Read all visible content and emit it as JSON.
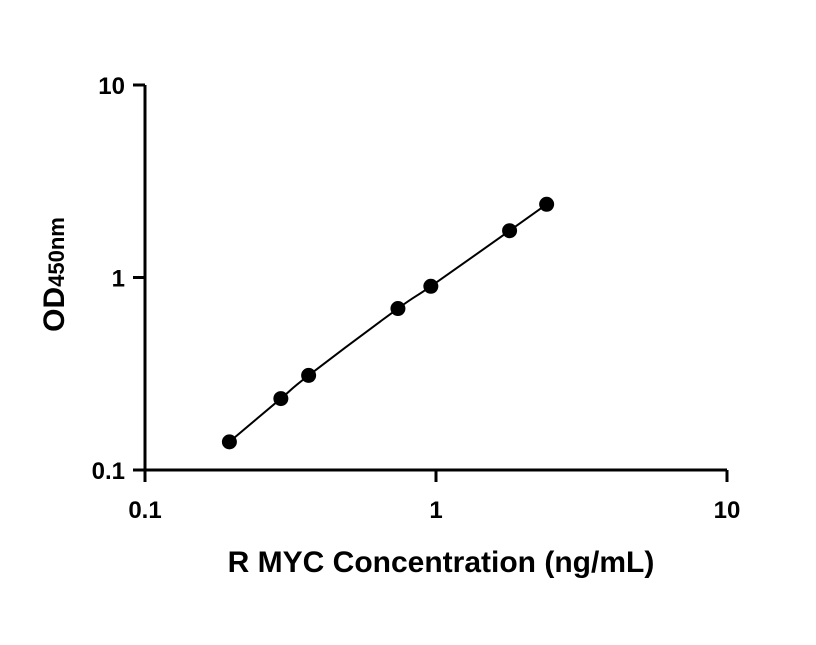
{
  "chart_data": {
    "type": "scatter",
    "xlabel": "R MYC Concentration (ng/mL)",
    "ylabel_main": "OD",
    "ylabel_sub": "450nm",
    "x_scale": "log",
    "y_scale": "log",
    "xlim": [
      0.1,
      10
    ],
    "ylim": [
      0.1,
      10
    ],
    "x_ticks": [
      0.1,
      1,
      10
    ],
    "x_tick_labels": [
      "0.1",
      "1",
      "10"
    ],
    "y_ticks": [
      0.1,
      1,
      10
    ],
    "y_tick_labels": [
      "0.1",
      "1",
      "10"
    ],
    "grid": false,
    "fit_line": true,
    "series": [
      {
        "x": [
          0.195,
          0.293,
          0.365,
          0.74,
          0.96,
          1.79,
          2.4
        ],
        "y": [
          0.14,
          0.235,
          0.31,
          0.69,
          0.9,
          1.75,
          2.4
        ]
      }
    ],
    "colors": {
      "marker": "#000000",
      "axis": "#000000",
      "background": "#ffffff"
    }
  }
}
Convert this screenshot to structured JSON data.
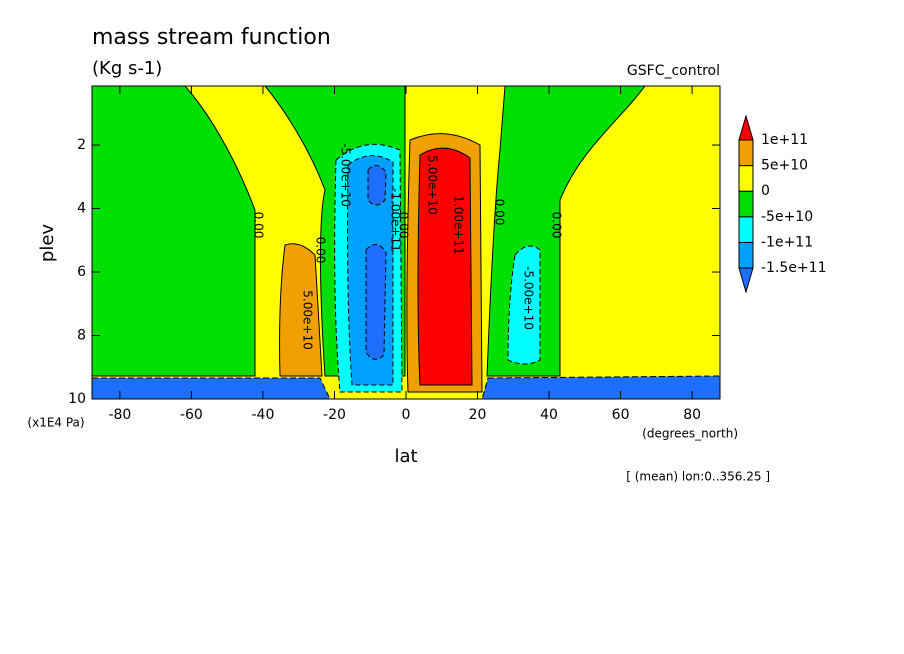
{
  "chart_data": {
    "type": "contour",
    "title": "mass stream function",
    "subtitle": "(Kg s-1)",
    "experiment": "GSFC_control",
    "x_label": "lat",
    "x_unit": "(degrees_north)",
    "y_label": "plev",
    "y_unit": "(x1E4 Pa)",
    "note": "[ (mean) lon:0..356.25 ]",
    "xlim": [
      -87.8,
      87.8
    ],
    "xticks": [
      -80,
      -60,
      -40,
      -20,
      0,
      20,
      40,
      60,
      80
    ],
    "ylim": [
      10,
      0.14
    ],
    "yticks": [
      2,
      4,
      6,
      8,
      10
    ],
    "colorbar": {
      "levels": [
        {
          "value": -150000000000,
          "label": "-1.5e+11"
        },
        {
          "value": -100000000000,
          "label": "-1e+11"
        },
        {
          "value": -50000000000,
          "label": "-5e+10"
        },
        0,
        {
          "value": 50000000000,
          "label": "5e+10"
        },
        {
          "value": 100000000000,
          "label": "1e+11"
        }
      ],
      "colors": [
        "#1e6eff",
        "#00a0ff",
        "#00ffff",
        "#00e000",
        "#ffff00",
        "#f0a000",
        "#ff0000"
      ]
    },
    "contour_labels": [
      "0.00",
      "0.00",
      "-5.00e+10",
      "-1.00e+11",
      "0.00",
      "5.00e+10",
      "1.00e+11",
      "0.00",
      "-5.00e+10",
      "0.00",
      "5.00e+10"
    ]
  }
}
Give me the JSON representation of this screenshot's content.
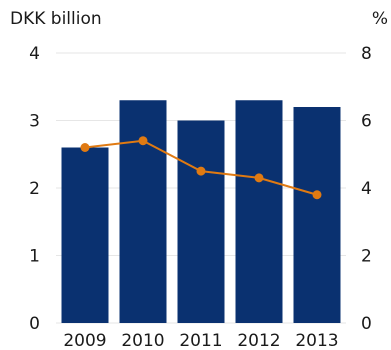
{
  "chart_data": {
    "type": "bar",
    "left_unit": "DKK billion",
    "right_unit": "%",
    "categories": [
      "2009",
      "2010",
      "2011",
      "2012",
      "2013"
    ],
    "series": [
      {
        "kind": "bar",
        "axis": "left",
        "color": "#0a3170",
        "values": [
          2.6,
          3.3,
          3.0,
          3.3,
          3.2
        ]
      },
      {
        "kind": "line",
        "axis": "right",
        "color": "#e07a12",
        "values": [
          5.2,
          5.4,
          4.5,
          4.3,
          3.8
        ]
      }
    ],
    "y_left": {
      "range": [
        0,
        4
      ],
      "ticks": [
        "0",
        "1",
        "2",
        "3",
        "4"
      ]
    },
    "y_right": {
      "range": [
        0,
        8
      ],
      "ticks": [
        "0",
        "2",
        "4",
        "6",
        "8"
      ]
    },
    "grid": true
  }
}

- What the task requires -
Among the entries, how many lines include the word "JSON"? Answer with a single number and nothing further.

- Exercise response -
3